begin
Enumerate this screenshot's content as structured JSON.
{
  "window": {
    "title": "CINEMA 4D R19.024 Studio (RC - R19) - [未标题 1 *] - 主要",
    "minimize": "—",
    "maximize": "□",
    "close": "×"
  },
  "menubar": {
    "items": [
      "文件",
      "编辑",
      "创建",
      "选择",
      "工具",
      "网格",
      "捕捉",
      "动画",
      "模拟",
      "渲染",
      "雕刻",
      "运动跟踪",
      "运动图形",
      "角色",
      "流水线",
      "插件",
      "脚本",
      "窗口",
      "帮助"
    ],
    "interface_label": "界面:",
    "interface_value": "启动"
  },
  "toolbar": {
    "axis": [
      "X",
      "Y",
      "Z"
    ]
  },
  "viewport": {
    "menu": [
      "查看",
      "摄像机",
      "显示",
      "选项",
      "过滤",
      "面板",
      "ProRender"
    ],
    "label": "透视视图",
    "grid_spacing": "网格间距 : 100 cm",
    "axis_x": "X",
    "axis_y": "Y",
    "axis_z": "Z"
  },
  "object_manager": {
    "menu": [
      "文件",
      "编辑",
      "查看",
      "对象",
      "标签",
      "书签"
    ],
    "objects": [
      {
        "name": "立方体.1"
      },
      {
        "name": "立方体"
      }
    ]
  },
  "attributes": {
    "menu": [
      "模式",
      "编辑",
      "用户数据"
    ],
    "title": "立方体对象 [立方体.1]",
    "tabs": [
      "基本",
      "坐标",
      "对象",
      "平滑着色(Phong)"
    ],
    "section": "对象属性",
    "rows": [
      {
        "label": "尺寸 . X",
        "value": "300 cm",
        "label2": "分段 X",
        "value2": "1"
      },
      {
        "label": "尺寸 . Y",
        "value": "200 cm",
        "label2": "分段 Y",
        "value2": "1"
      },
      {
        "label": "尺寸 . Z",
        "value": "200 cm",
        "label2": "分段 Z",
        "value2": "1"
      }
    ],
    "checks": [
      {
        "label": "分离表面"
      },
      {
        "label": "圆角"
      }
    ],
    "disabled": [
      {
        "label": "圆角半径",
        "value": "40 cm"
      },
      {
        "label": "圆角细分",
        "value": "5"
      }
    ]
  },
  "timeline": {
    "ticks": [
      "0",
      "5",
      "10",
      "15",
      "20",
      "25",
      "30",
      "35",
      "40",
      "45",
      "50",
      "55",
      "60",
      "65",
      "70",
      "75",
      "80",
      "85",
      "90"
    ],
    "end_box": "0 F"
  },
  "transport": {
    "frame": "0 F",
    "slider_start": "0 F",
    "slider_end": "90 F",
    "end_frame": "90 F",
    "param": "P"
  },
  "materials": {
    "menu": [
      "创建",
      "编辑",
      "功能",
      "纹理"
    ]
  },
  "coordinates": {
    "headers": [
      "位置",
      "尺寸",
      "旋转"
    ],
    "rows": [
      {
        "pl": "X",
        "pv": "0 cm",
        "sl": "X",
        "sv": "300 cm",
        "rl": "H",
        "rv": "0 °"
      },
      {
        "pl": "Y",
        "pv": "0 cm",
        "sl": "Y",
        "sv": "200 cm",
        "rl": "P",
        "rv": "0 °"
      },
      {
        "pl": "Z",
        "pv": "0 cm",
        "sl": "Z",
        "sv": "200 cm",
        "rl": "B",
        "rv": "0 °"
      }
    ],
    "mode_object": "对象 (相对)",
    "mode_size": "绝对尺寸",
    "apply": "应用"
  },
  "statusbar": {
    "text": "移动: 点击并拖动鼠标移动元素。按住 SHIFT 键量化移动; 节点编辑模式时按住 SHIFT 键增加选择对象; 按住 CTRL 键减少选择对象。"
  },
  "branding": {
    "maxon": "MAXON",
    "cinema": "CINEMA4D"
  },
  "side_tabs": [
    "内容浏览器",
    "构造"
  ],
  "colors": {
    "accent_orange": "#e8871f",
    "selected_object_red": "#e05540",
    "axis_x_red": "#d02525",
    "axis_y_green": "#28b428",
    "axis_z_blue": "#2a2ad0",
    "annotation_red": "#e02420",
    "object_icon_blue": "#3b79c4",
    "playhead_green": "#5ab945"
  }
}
end
Task goal
Determine how many of the lines above hold the word "title", and output that number by itself.

Complete output
2